(Dataset items)
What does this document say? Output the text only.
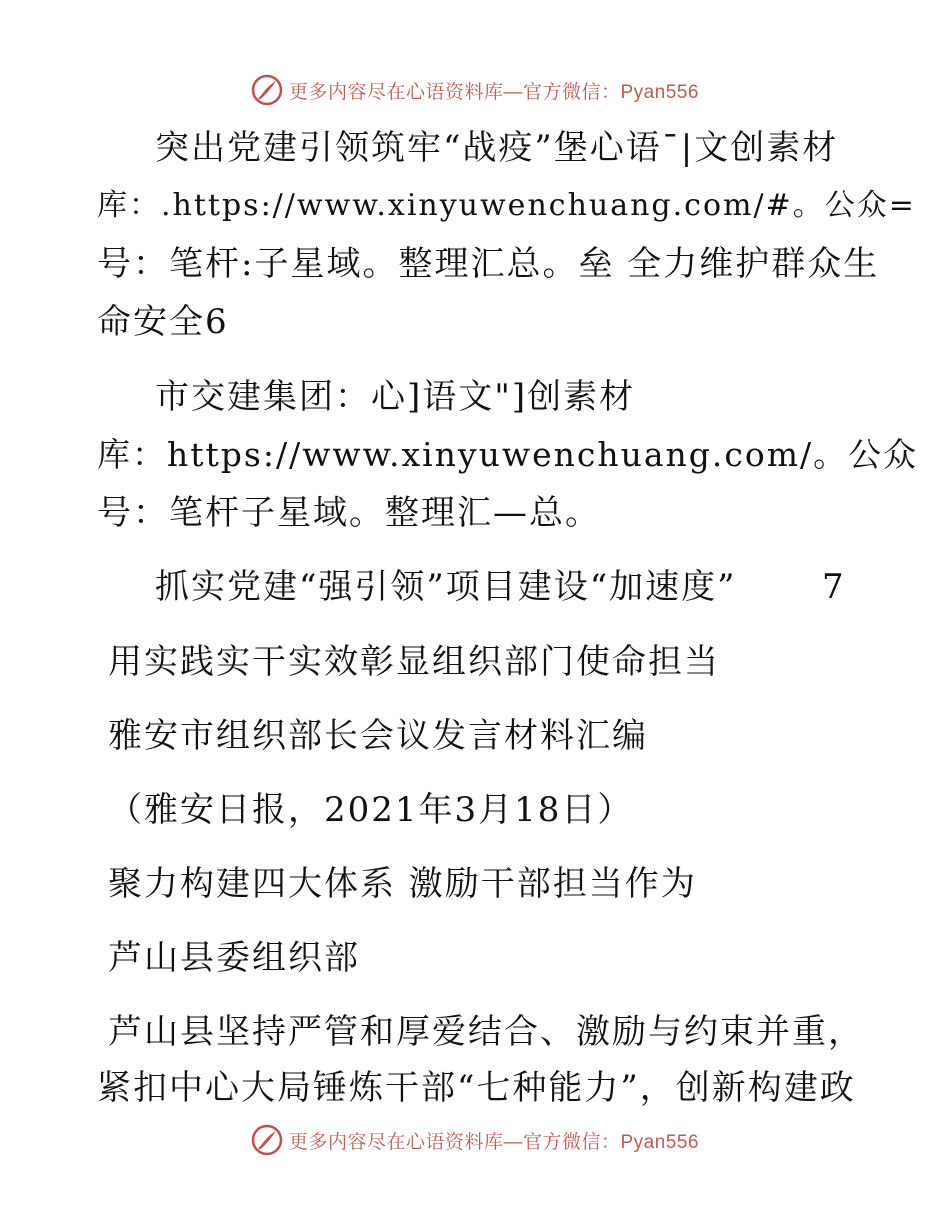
更多内容尽在心语资料库—官方微信：Pyan556
突出党建引领筑牢“战疫”堡心语¯|文创素材
库：.https://www.xinyuwenchuang.com/#。公众=
号：笔杆:子星域。整理汇总。垒 全力维护群众生
命安全6
市交建集团：心]语文"]创素材
库：https://www.xinyuwenchuang.com/。公众
号：笔杆子星域。整理汇—总。
抓实党建“强引领”项目建设“加速度”	7
用实践实干实效彰显组织部门使命担当
雅安市组织部长会议发言材料汇编
（雅安日报，2021年3月18日）
聚力构建四大体系 激励干部担当作为
芦山县委组织部
芦山县坚持严管和厚爱结合、激励与约束并重，
紧扣中心大局锤炼干部“七种能力”，创新构建政
更多内容尽在心语资料库—官方微信：Pyan556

**What to produce**
Restate the listing above word for word, and skip the pictures.

**Output for this task**
What does this document say? Output the text only.
更多内容尽在心语资料库—官方微信：Pyan556
突出党建引领筑牢“战疫”堡心语¯|文创素材
库：.https://www.xinyuwenchuang.com/#。公众=
号：笔杆:子星域。整理汇总。垒 全力维护群众生
命安全6
市交建集团：心]语文"]创素材
库：https://www.xinyuwenchuang.com/。公众
号：笔杆子星域。整理汇—总。
抓实党建“强引领”项目建设“加速度”	7
用实践实干实效彰显组织部门使命担当
雅安市组织部长会议发言材料汇编
（雅安日报，2021年3月18日）
聚力构建四大体系 激励干部担当作为
芦山县委组织部
芦山县坚持严管和厚爱结合、激励与约束并重，
紧扣中心大局锤炼干部“七种能力”，创新构建政
更多内容尽在心语资料库—官方微信：Pyan556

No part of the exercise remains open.